## What you should do
Scan the following material for the string "soignant" and copy each line in which it appears.
* START *
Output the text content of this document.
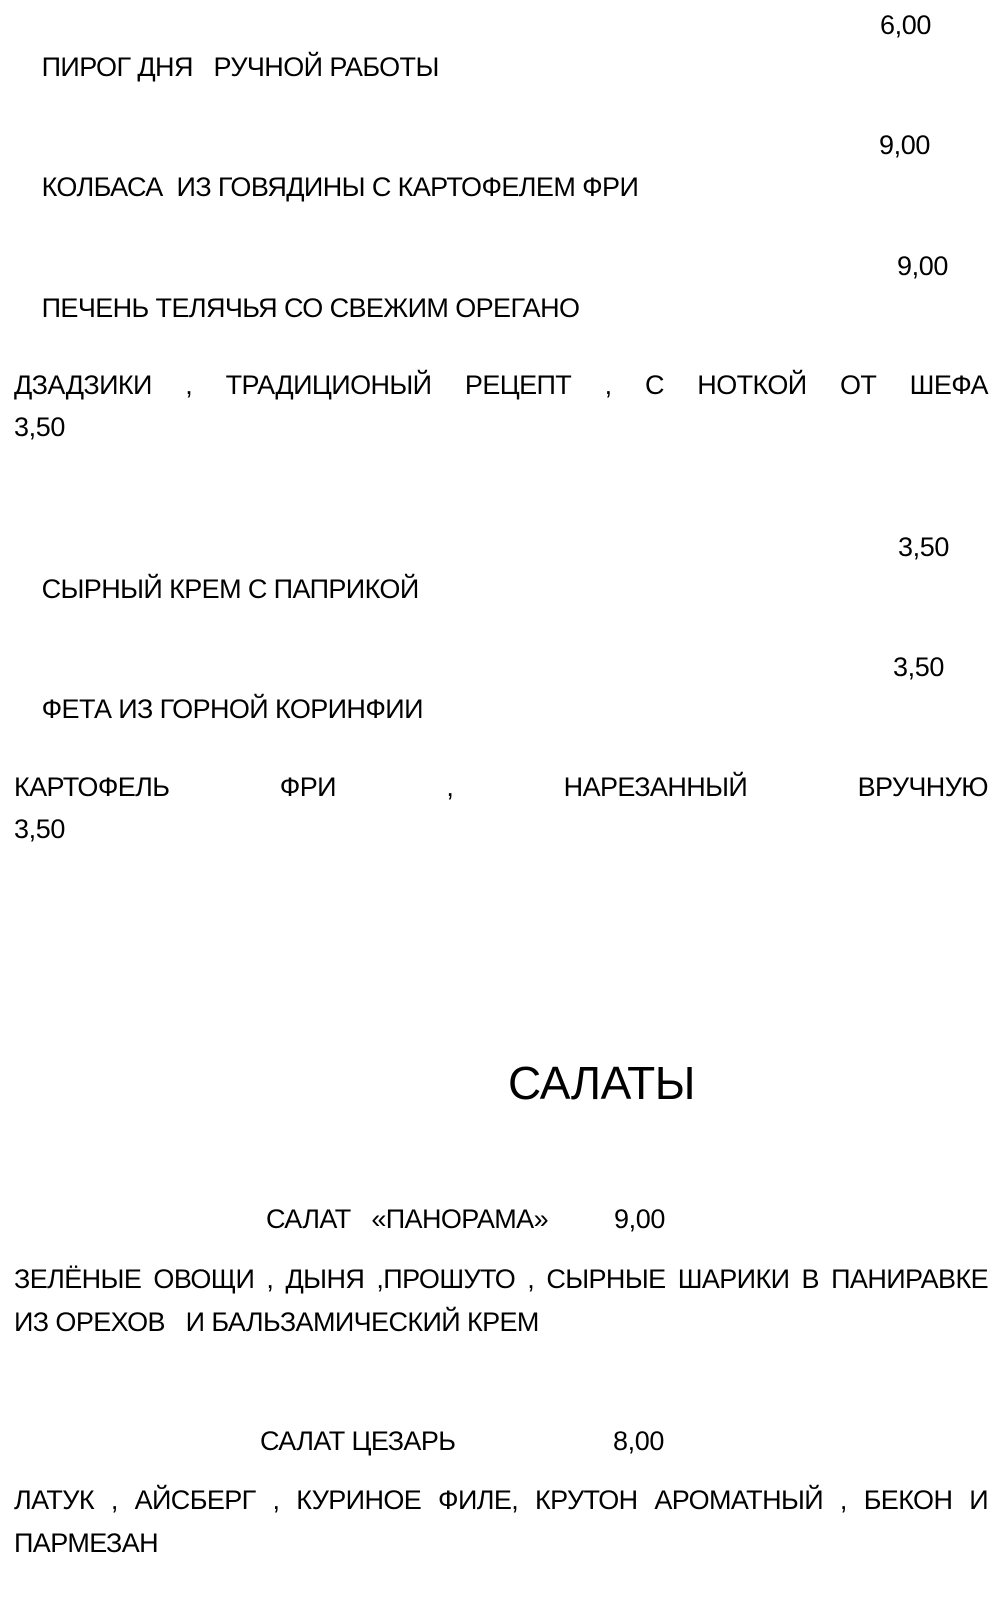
ПИРОГ ДНЯ   РУЧНОЙ РАБОТЫ

6,00

КОЛБАСА  ИЗ ГОВЯДИНЫ С КАРТОФЕЛЕМ ФРИ

9,00

ПЕЧЕНЬ ТЕЛЯЧЬЯ СО СВЕЖИМ ОРЕГАНО

9,00
ДЗАДЗИКИ , ТРАДИЦИОНЫЙ РЕЦЕПТ , С НОТКОЙ ОТ ШЕФА
3,50

СЫРНЫЙ КРЕМ С ПАПРИКОЙ

3,50

ФЕТА ИЗ ГОРНОЙ КОРИНФИИ

3,50
КАРТОФЕЛЬ	ФРИ	,	НАРЕЗАННЫЙ	ВРУЧНУЮ
3,50
САЛАТЫ
САЛАТ   «ПАНОРАМА» 9,00
ЗЕЛЁНЫЕ ОВОЩИ , ДЫНЯ ,ПРОШУТО , СЫРНЫЕ ШАРИКИ В ПАНИРАВКЕ
ИЗ ОРЕХОВ   И БАЛЬЗАМИЧЕСКИЙ КРЕМ
САЛАТ ЦЕЗАРЬ	8,00
ЛАТУК , АЙСБЕРГ , КУРИНОЕ ФИЛЕ, КРУТОН АРОМАТНЫЙ , БЕКОН И
ПАРМЕЗАН
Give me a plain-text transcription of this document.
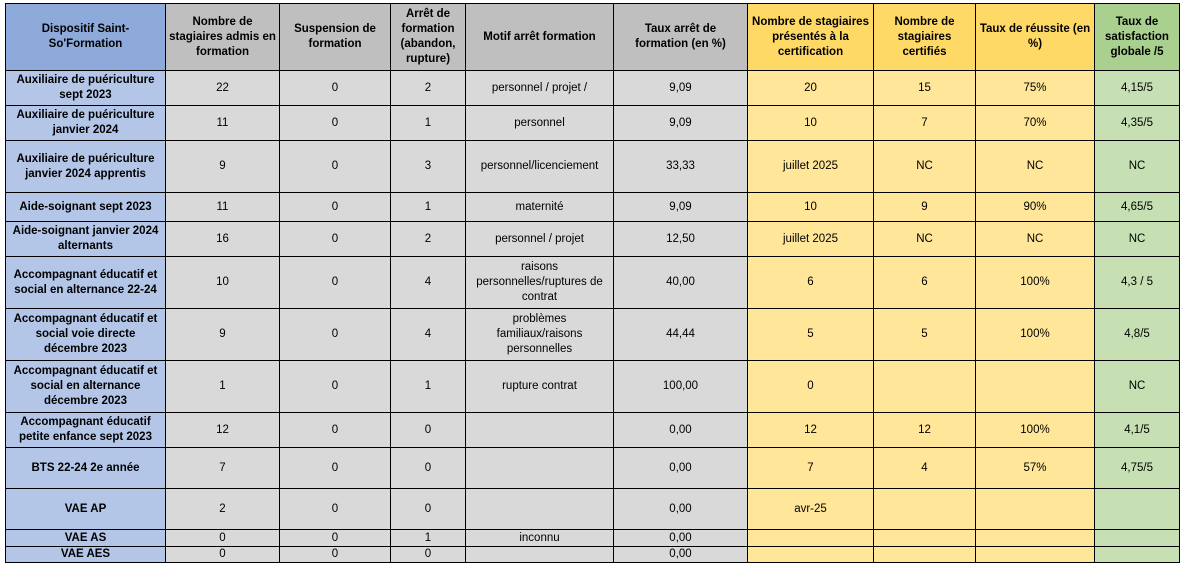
Dispositif Saint-So'Formation	Nombre de stagiaires admis en formation	Suspension de formation	Arrêt de formation (abandon, rupture)	Motif arrêt formation	Taux arrêt de formation (en %)	Nombre de stagiaires présentés à la certification	Nombre de stagiaires certifiés	Taux de réussite (en %)	Taux de satisfaction globale /5
Auxiliaire de puériculture sept 2023	22	0	2	personnel / projet /	9,09	20	15	75%	4,15/5
Auxiliaire de puériculture janvier 2024	11	0	1	personnel	9,09	10	7	70%	4,35/5
Auxiliaire de puériculture janvier 2024 apprentis	9	0	3	personnel/licenciement	33,33	juillet 2025	NC	NC	NC
Aide-soignant sept 2023	11	0	1	maternité	9,09	10	9	90%	4,65/5
Aide-soignant janvier 2024 alternants	16	0	2	personnel / projet	12,50	juillet 2025	NC	NC	NC
Accompagnant éducatif et social en alternance 22-24	10	0	4	raisons personnelles/ruptures de contrat	40,00	6	6	100%	4,3 / 5
Accompagnant éducatif et social voie directe décembre 2023	9	0	4	problèmes familiaux/raisons personnelles	44,44	5	5	100%	4,8/5
Accompagnant éducatif et social en alternance décembre 2023	1	0	1	rupture contrat	100,00	0			NC
Accompagnant éducatif petite enfance sept 2023	12	0	0		0,00	12	12	100%	4,1/5
BTS 22-24 2e année	7	0	0		0,00	7	4	57%	4,75/5
VAE AP	2	0	0		0,00	avr-25			
VAE AS	0	0	1	inconnu	0,00				
VAE AES	0	0	0		0,00				
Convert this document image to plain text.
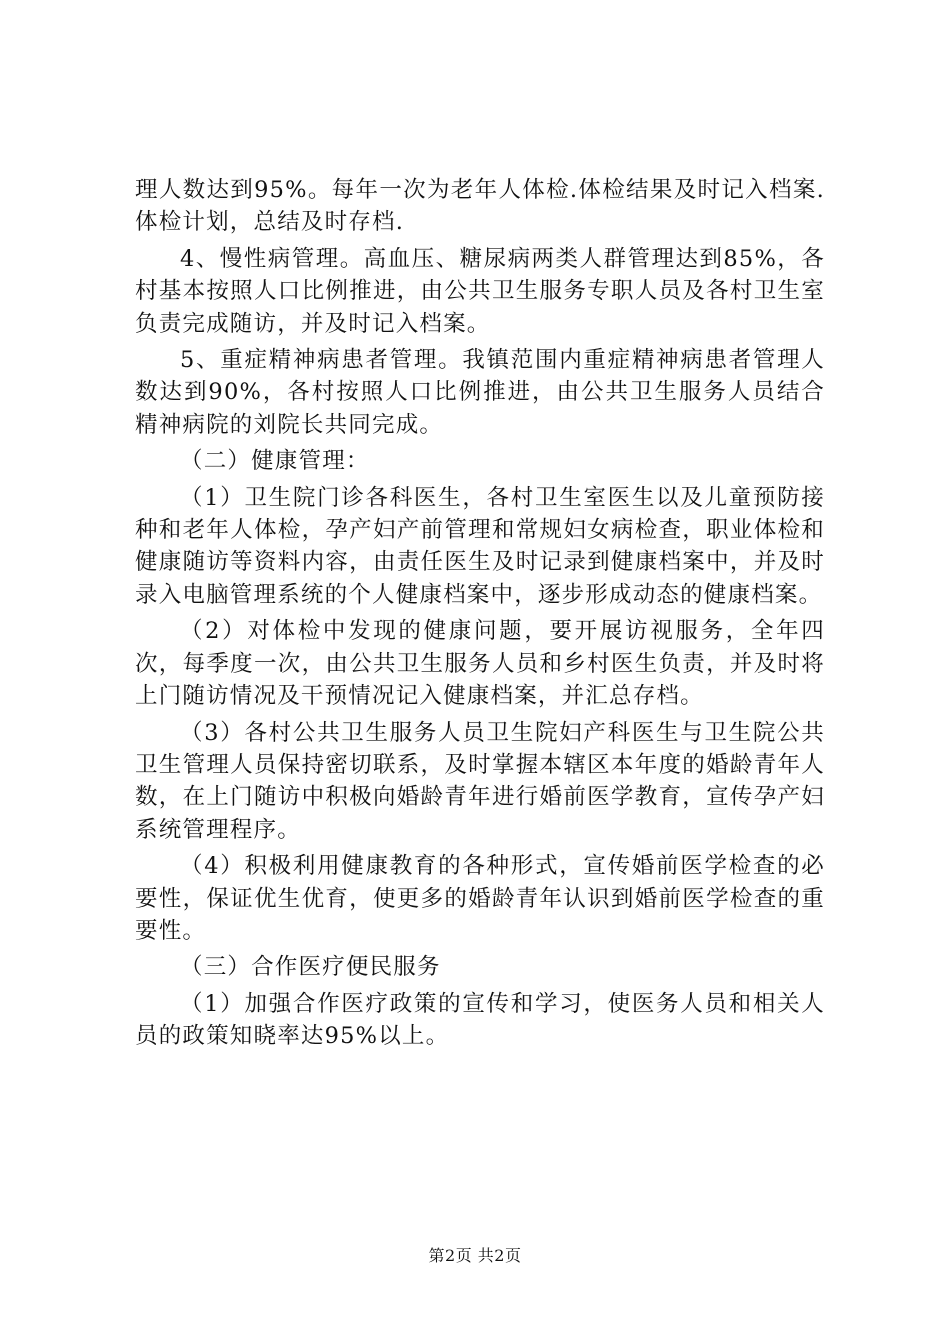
理人数达到95%。每年一次为老年人体检.体检结果及时记入档案.体检计划，总结及时存档.

4、慢性病管理。高血压、糖尿病两类人群管理达到85%，各村基本按照人口比例推进，由公共卫生服务专职人员及各村卫生室负责完成随访，并及时记入档案。

5、重症精神病患者管理。我镇范围内重症精神病患者管理人数达到90%，各村按照人口比例推进，由公共卫生服务人员结合精神病院的刘院长共同完成。

（二）健康管理：

（1）卫生院门诊各科医生，各村卫生室医生以及儿童预防接种和老年人体检，孕产妇产前管理和常规妇女病检查，职业体检和健康随访等资料内容，由责任医生及时记录到健康档案中，并及时录入电脑管理系统的个人健康档案中，逐步形成动态的健康档案。

（2）对体检中发现的健康问题，要开展访视服务，全年四次，每季度一次，由公共卫生服务人员和乡村医生负责，并及时将上门随访情况及干预情况记入健康档案，并汇总存档。

（3）各村公共卫生服务人员卫生院妇产科医生与卫生院公共卫生管理人员保持密切联系，及时掌握本辖区本年度的婚龄青年人数，在上门随访中积极向婚龄青年进行婚前医学教育，宣传孕产妇系统管理程序。

（4）积极利用健康教育的各种形式，宣传婚前医学检查的必要性，保证优生优育，使更多的婚龄青年认识到婚前医学检查的重要性。

（三）合作医疗便民服务

（1）加强合作医疗政策的宣传和学习，使医务人员和相关人员的政策知晓率达95%以上。

第2页 共2页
* END *
## Answer for this exercise
Aide-soignant sept 2023	11	0	1	maternité	9,09	10	9	90%	4,65/5
Aide-soignant janvier 2024 alternants	16	0	2	personnel / projet	12,50	juillet 2025	NC	NC	NC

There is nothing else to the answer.